[Begin]

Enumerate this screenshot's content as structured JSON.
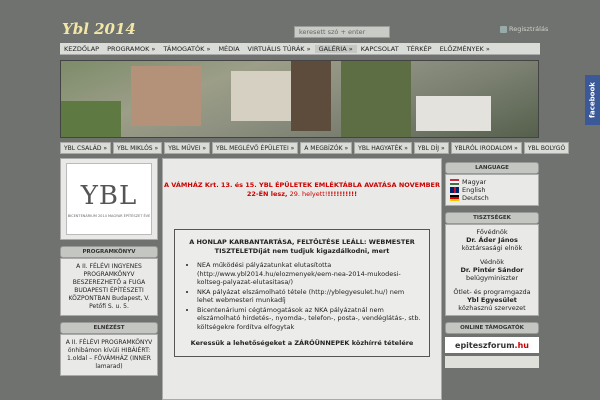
{
  "header": {
    "title": "Ybl 2014",
    "search_placeholder": "keresett szó + enter",
    "register": "Regisztrálás"
  },
  "nav1": [
    "KEZDŐLAP",
    "PROGRAMOK »",
    "TÁMOGATÓK »",
    "MÉDIA",
    "VIRTUÁLIS TÚRÁK »",
    "GALÉRIA »",
    "KAPCSOLAT",
    "TÉRKÉP",
    "ELŐZMÉNYEK »"
  ],
  "nav2": [
    "YBL CSALÁD »",
    "YBL MIKLÓS »",
    "YBL MŰVEI »",
    "YBL MEGLÉVŐ ÉPÜLETEI »",
    "A MEGBÍZÓK »",
    "YBL HAGYATÉK »",
    "YBL DÍJ »",
    "YBLRÓL IRODALOM »",
    "YBL BOLYGÓ"
  ],
  "facebook": "facebook",
  "left": {
    "logo_mark": "YBL",
    "logo_sub": "BICENTENÁRIUM 2014 MAGYAR ÉPÍTÉSZET ÉVE",
    "program_head": "PROGRAMKÖNYV",
    "program_body": "A II. FÉLÉVI INGYENES PROGRAMKÖNYV BESZEREZHETŐ a FUGA BUDAPESTI ÉPÍTÉSZETI KÖZPONTBAN Budapest, V. Petőfi S. u. 5.",
    "erratum_head": "ELNÉZÉST",
    "erratum_body": "A II. FÉLÉVI PROGRAMKÖNYV önhibámon kívüli HIBÁIÉRT: 1.oldal – FŐVÁMHÁZ (INNER lamarad)"
  },
  "center": {
    "notice_a": "A VÁMHÁZ Krt. 13. és 15. YBL ÉPÜLETEK EMLÉKTÁBLA AVATÁSA NOVEMBER 22-ÉN lesz,",
    "notice_b": " 29. helyett!",
    "notice_c": "!!!!!!!!!!",
    "maint_title": "A HONLAP KARBANTARTÁSA, FELTÖLTÉSE LEÁLL: WEBMESTER TISZTELETDíját nem tudjuk kigazdálkodni, mert",
    "items": [
      "NEA működési pályázatunkat elutasította (http://www.ybl2014.hu/elozmenyek/eem-nea-2014-mukodesi-koltseg-palyazat-elutasitasa/)",
      "NKA pályázat elszámolható tétele (http://yblegyesulet.hu/) nem lehet webmesteri munkadíj",
      "Bicentenáriumi cégtámogatások az NKA pályázatnál nem elszámolható hirdetés-, nyomda-, telefon-, posta-, vendéglátás-, stb. költségekre fordítva elfogytak"
    ],
    "maint_foot": "Keressük a lehetőségeket a ZÁRÓÜNNEPEK közhírré tételére"
  },
  "right": {
    "lang_head": "LANGUAGE",
    "langs": [
      "Magyar",
      "English",
      "Deutsch"
    ],
    "patrons_head": "TISZTSÉGEK",
    "patrons": [
      {
        "role": "Fővédnök",
        "name": "Dr. Áder János",
        "desc": "köztársasági elnök"
      },
      {
        "role": "Védnök",
        "name": "Dr. Pintér Sándor",
        "desc": "belügyminiszter"
      },
      {
        "role": "Ötlet- és programgazda",
        "name": "Ybl Egyesület",
        "desc": "közhasznú szervezet"
      }
    ],
    "support_head": "ONLINE TÁMOGATÓK",
    "ef_logo_a": "epiteszforum",
    "ef_logo_b": ".hu"
  }
}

[End]

* _Problem requirements_: Your copy should hold every record word for word and none of the pictures.

* _Result of this task_:
Enumerate this screenshot's content as structured JSON.
{
  "header": {
    "title": "Ybl 2014",
    "search_placeholder": "keresett szó + enter",
    "register": "Regisztrálás"
  },
  "nav1": [
    "KEZDŐLAP",
    "PROGRAMOK »",
    "TÁMOGATÓK »",
    "MÉDIA",
    "VIRTUÁLIS TÚRÁK »",
    "GALÉRIA »",
    "KAPCSOLAT",
    "TÉRKÉP",
    "ELŐZMÉNYEK »"
  ],
  "nav2": [
    "YBL CSALÁD »",
    "YBL MIKLÓS »",
    "YBL MŰVEI »",
    "YBL MEGLÉVŐ ÉPÜLETEI »",
    "A MEGBÍZÓK »",
    "YBL HAGYATÉK »",
    "YBL DÍJ »",
    "YBLRÓL IRODALOM »",
    "YBL BOLYGÓ"
  ],
  "facebook": "facebook",
  "left": {
    "logo_mark": "YBL",
    "logo_sub": "BICENTENÁRIUM 2014 MAGYAR ÉPÍTÉSZET ÉVE",
    "program_head": "PROGRAMKÖNYV",
    "program_body": "A II. FÉLÉVI INGYENES PROGRAMKÖNYV BESZEREZHETŐ a FUGA BUDAPESTI ÉPÍTÉSZETI KÖZPONTBAN Budapest, V. Petőfi S. u. 5.",
    "erratum_head": "ELNÉZÉST",
    "erratum_body": "A II. FÉLÉVI PROGRAMKÖNYV önhibámon kívüli HIBÁIÉRT: 1.oldal – FŐVÁMHÁZ (INNER lamarad)"
  },
  "center": {
    "notice_a": "A VÁMHÁZ Krt. 13. és 15. YBL ÉPÜLETEK EMLÉKTÁBLA AVATÁSA NOVEMBER 22-ÉN lesz,",
    "notice_b": " 29. helyett!",
    "notice_c": "!!!!!!!!!!",
    "maint_title": "A HONLAP KARBANTARTÁSA, FELTÖLTÉSE LEÁLL: WEBMESTER TISZTELETDíját nem tudjuk kigazdálkodni, mert",
    "items": [
      "NEA működési pályázatunkat elutasította (http://www.ybl2014.hu/elozmenyek/eem-nea-2014-mukodesi-koltseg-palyazat-elutasitasa/)",
      "NKA pályázat elszámolható tétele (http://yblegyesulet.hu/) nem lehet webmesteri munkadíj",
      "Bicentenáriumi cégtámogatások az NKA pályázatnál nem elszámolható hirdetés-, nyomda-, telefon-, posta-, vendéglátás-, stb. költségekre fordítva elfogytak"
    ],
    "maint_foot": "Keressük a lehetőségeket a ZÁRÓÜNNEPEK közhírré tételére"
  },
  "right": {
    "lang_head": "LANGUAGE",
    "langs": [
      "Magyar",
      "English",
      "Deutsch"
    ],
    "patrons_head": "TISZTSÉGEK",
    "patrons": [
      {
        "role": "Fővédnök",
        "name": "Dr. Áder János",
        "desc": "köztársasági elnök"
      },
      {
        "role": "Védnök",
        "name": "Dr. Pintér Sándor",
        "desc": "belügyminiszter"
      },
      {
        "role": "Ötlet- és programgazda",
        "name": "Ybl Egyesület",
        "desc": "közhasznú szervezet"
      }
    ],
    "support_head": "ONLINE TÁMOGATÓK",
    "ef_logo_a": "epiteszforum",
    "ef_logo_b": ".hu"
  }
}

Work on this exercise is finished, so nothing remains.